begin Stored data

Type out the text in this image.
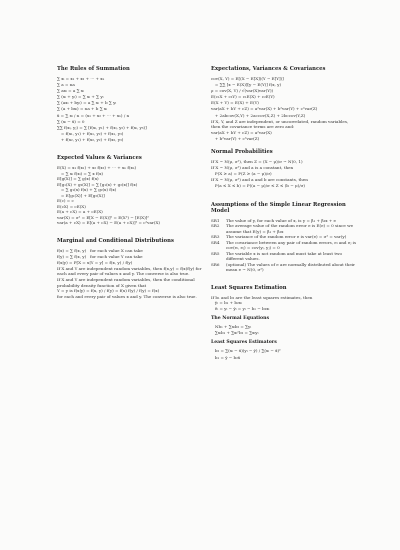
The Rules of Summation
∑ xᵢ = x₁ + x₂ + ··· + xₙ
∑ a = na
∑ axᵢ = a ∑ xᵢ
∑ (xᵢ + yᵢ) = ∑ xᵢ + ∑ yᵢ
∑ (axᵢ + byᵢ) = a ∑ xᵢ + b ∑ yᵢ
∑ (a + bxᵢ) = na + b ∑ xᵢ
x̄ = ∑ xᵢ / n = (x₁ + x₂ + ··· + xₙ) / n
∑ (xᵢ − x̄) = 0
∑∑ f(xᵢ, yⱼ) = ∑ [f(xᵢ, y₁) + f(xᵢ, y₂) + f(xᵢ, y₃)]
= f(x₁, y₁) + f(x₁, y₂) + f(x₁, y₃)
+ f(x₂, y₁) + f(x₂, y₂) + f(x₂, y₃)
Expected Values & Variances
E(X) = x₁ f(x₁) + x₂ f(x₂) + ··· + xₙ f(xₙ)
= ∑ xᵢ f(xᵢ) = ∑ x f(x)
E[g(X)] = ∑ g(x) f(x)
E[g₁(X) + g₂(X)] = ∑ [g₁(x) + g₂(x)] f(x)
= ∑ g₁(x) f(x) + ∑ g₂(x) f(x)
= E[g₁(X)] + E[g₂(X)]
E(c) = c
E(cX) = cE(X)
E(a + cX) = a + cE(X)
var(X) = σ² = E[X − E(X)]² = E(X²) − [E(X)]²
var(a + cX) = E[(a + cX) − E(a + cX)]² = c²var(X)
Marginal and Conditional Distributions
f(x) = ∑ f(x, y)   for each value X can take
f(y) = ∑ f(x, y)   for each value Y can take
f(x|y) = P[X = x|Y = y] = f(x, y) / f(y)

If X and Y are independent random variables, then f(x,y) = f(x)f(y) for each and every pair of values x and y. The converse is also true.

If X and Y are independent random variables, then the conditional probability density function of X given that

Y = y is f(x|y) = f(x, y) / f(y) = f(x) f(y) / f(y) = f(x)

for each and every pair of values x and y. The converse is also true.

Expectations, Variances & Covariances
cov(X, Y) = E[(X − E[X])(Y − E[Y])]
= ∑∑ [x − E(X)][y − E(Y)] f(x, y)
ρ = cov(X, Y) / √(var(X)var(Y))
E(c₁X + c₂Y) = c₁E(X) + c₂E(Y)
E(X + Y) = E(X) + E(Y)
var(aX + bY + cZ) = a²var(X) + b²var(Y) + c²var(Z)
+ 2abcov(X,Y) + 2accov(X,Z) + 2bccov(Y,Z)

If X, Y, and Z are independent, or uncorrelated, random variables, then the covariance terms are zero and:

var(aX + bY + cZ) = a²var(X)
+ b²var(Y) + c²var(Z)
Normal Probabilities
If X ~ N(μ, σ²), then Z = (X − μ)/σ ~ N(0, 1)
If X ~ N(μ, σ²) and a is a constant, then
P(X ≥ a) = P(Z ≥ (a − μ)/σ)
If X ~ N(μ, σ²) and a and b are constants, then
P(a ≤ X ≤ b) = P((a − μ)/σ ≤ Z ≤ (b − μ)/σ)
Assumptions of the Simple Linear Regression Model
SR1	The value of y, for each value of x, is y = β₁ + β₂x + e
SR2	The average value of the random error e is E(e) = 0 since we assume that E(y) = β₁ + β₂x
SR3	The variance of the random error e is var(e) = σ² = var(y)
SR4	The covariance between any pair of random errors, eᵢ and eⱼ is cov(eᵢ, eⱼ) = cov(yᵢ, yⱼ) = 0
SR5	The variable x is not random and must take at least two different values.
SR6	(optional) The values of e are normally distributed about their mean e ~ N(0, σ²)
Least Squares Estimation

If b₁ and b₂ are the least squares estimates, then

ŷᵢ = b₁ + b₂xᵢ
êᵢ = yᵢ − ŷᵢ = yᵢ − b₁ − b₂xᵢ
The Normal Equations
Nb₁ + ∑xᵢb₂ = ∑yᵢ
∑xᵢb₁ + ∑xᵢ²b₂ = ∑xᵢyᵢ
Least Squares Estimators
b₂ = ∑(xᵢ − x̄)(yᵢ − ȳ) / ∑(xᵢ − x̄)²
b₁ = ȳ − b₂x̄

end Stored data

**Objective**. Collect the complete line wherever the string "every" appears in the records.

**Complete answer**.
If X and Y are independent random variables, then f(x,y) = f(x)f(y) for each and every pair of values x and y. The converse is also true.
for each and every pair of values x and y. The converse is also true.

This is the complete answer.